#### THE INPUT

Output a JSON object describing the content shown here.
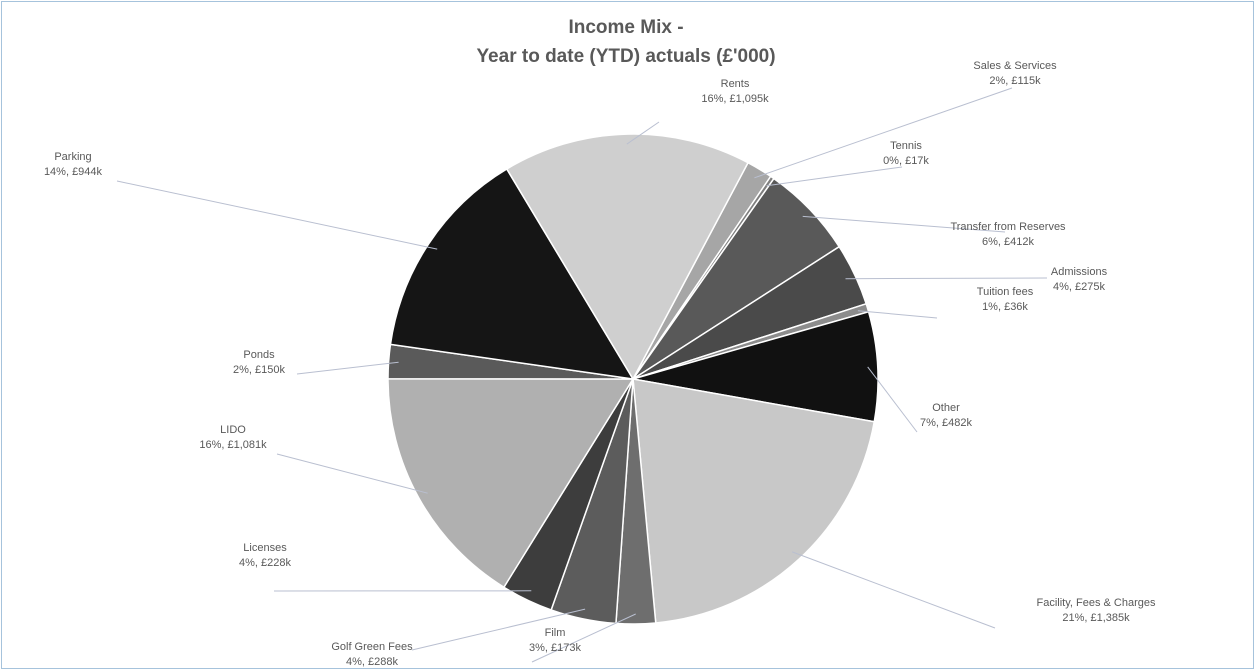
{
  "chart_data": {
    "type": "pie",
    "title_line1": "Income Mix -",
    "title_line2": "Year to date (YTD) actuals (£'000)",
    "slices": [
      {
        "name": "Sales & Services",
        "label": "2%, £115k",
        "value": 115,
        "color": "#a6a6a6"
      },
      {
        "name": "Tennis",
        "label": "0%, £17k",
        "value": 17,
        "color": "#7f7f7f"
      },
      {
        "name": "Transfer from Reserves",
        "label": "6%, £412k",
        "value": 412,
        "color": "#595959"
      },
      {
        "name": "Admissions",
        "label": "4%, £275k",
        "value": 275,
        "color": "#4a4a4a"
      },
      {
        "name": "Tuition fees",
        "label": "1%, £36k",
        "value": 36,
        "color": "#8c8c8c"
      },
      {
        "name": "Other",
        "label": "7%, £482k",
        "value": 482,
        "color": "#111111"
      },
      {
        "name": "Facility, Fees & Charges",
        "label": "21%, £1,385k",
        "value": 1385,
        "color": "#c8c8c8"
      },
      {
        "name": "Film",
        "label": "3%, £173k",
        "value": 173,
        "color": "#6e6e6e"
      },
      {
        "name": "Golf Green Fees",
        "label": "4%, £288k",
        "value": 288,
        "color": "#5c5c5c"
      },
      {
        "name": "Licenses",
        "label": "4%, £228k",
        "value": 228,
        "color": "#3d3d3d"
      },
      {
        "name": "LIDO",
        "label": "16%, £1,081k",
        "value": 1081,
        "color": "#b0b0b0"
      },
      {
        "name": "Ponds",
        "label": "2%, £150k",
        "value": 150,
        "color": "#5a5a5a"
      },
      {
        "name": "Parking",
        "label": "14%, £944k",
        "value": 944,
        "color": "#151515"
      },
      {
        "name": "Rents",
        "label": "16%, £1,095k",
        "value": 1095,
        "color": "#cfcfcf"
      }
    ]
  }
}
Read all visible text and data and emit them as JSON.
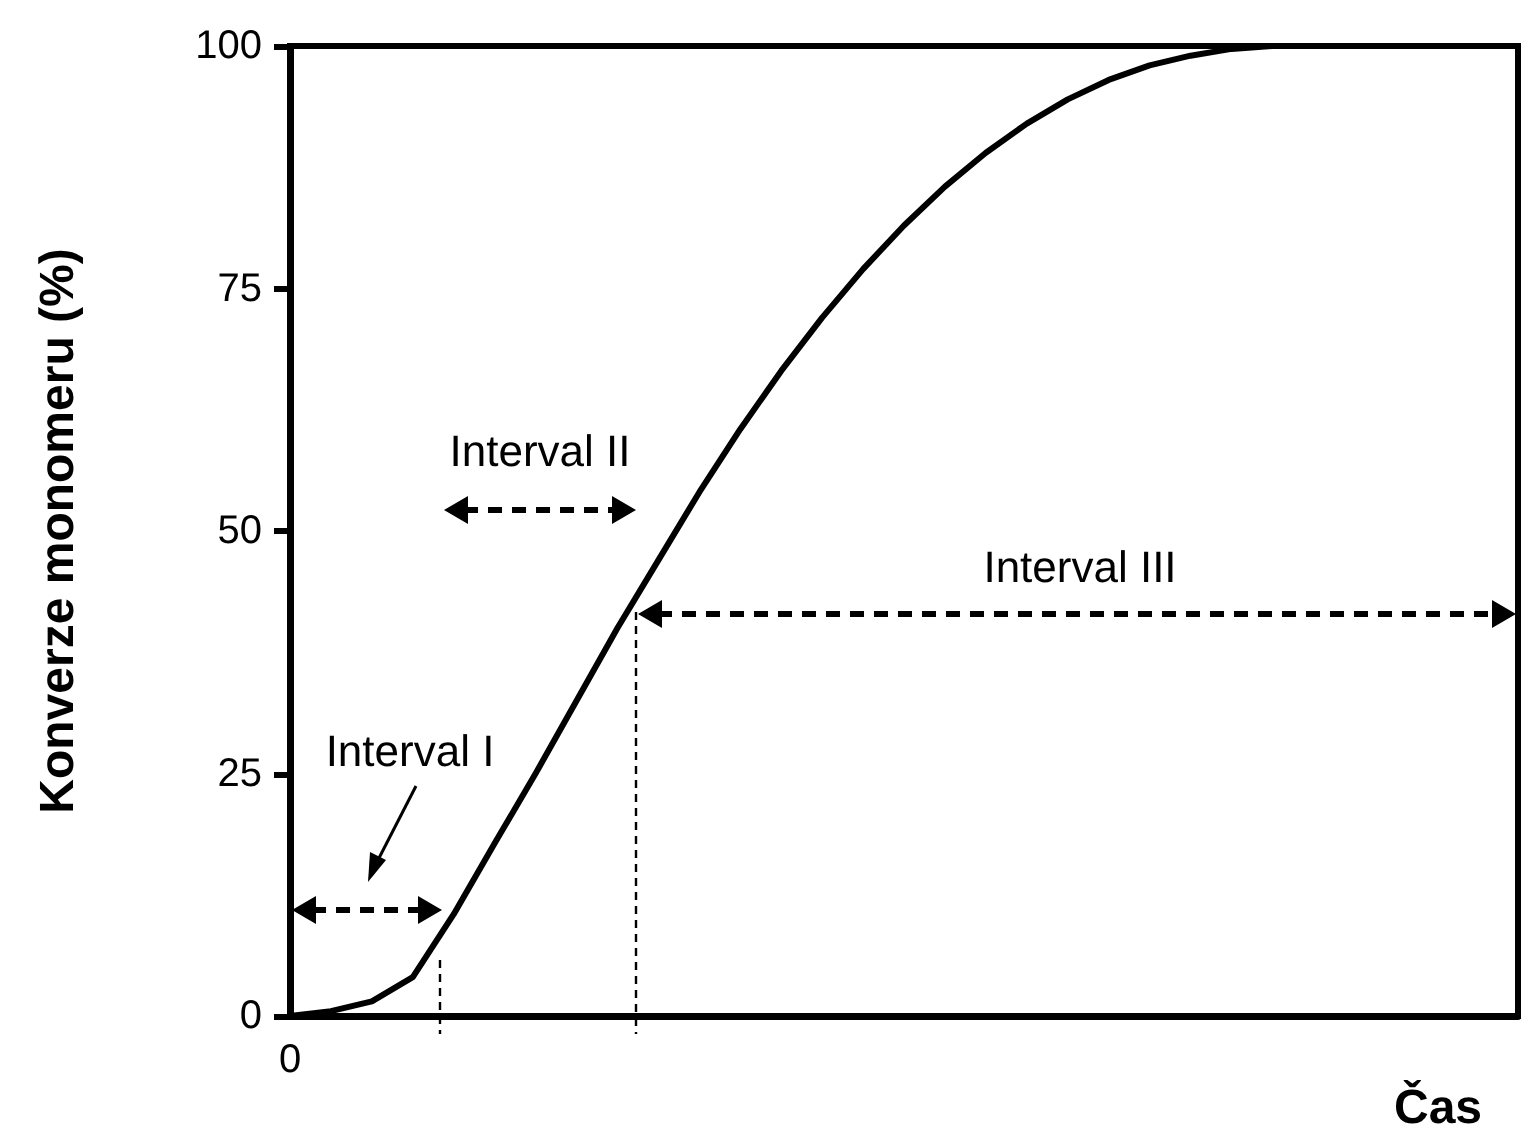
{
  "chart_data": {
    "type": "line",
    "xlabel": "Čas",
    "ylabel": "Konverze monomeru (%)",
    "categories": [
      "0",
      null,
      null,
      null,
      null,
      null,
      null,
      null,
      null,
      null,
      null,
      null,
      null,
      null,
      null,
      null,
      null,
      null,
      null,
      null,
      null,
      null,
      null,
      null,
      null,
      null,
      null,
      null,
      null,
      null,
      null
    ],
    "series": [
      {
        "color": "#000000",
        "values": [
          0,
          0.5,
          1.5,
          4,
          10.5,
          17.8,
          25,
          32.5,
          40,
          47,
          54,
          60.5,
          66.5,
          72,
          77,
          81.5,
          85.5,
          89,
          92,
          94.5,
          96.5,
          98,
          99,
          99.7,
          100,
          100,
          100,
          100,
          100,
          100,
          100
        ]
      }
    ],
    "ylim": [
      0,
      100
    ],
    "yticks": [
      0,
      25,
      50,
      75,
      100
    ],
    "grid": false,
    "marker": "none",
    "line_style": "solid",
    "annotations": [
      "Interval I",
      "Interval II",
      "Interval III"
    ]
  }
}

#### EXERCISE OBJECTIVE
How many of the lines above contain the string "JSON"? Give the number only.

#### WRITTEN ANSWER
2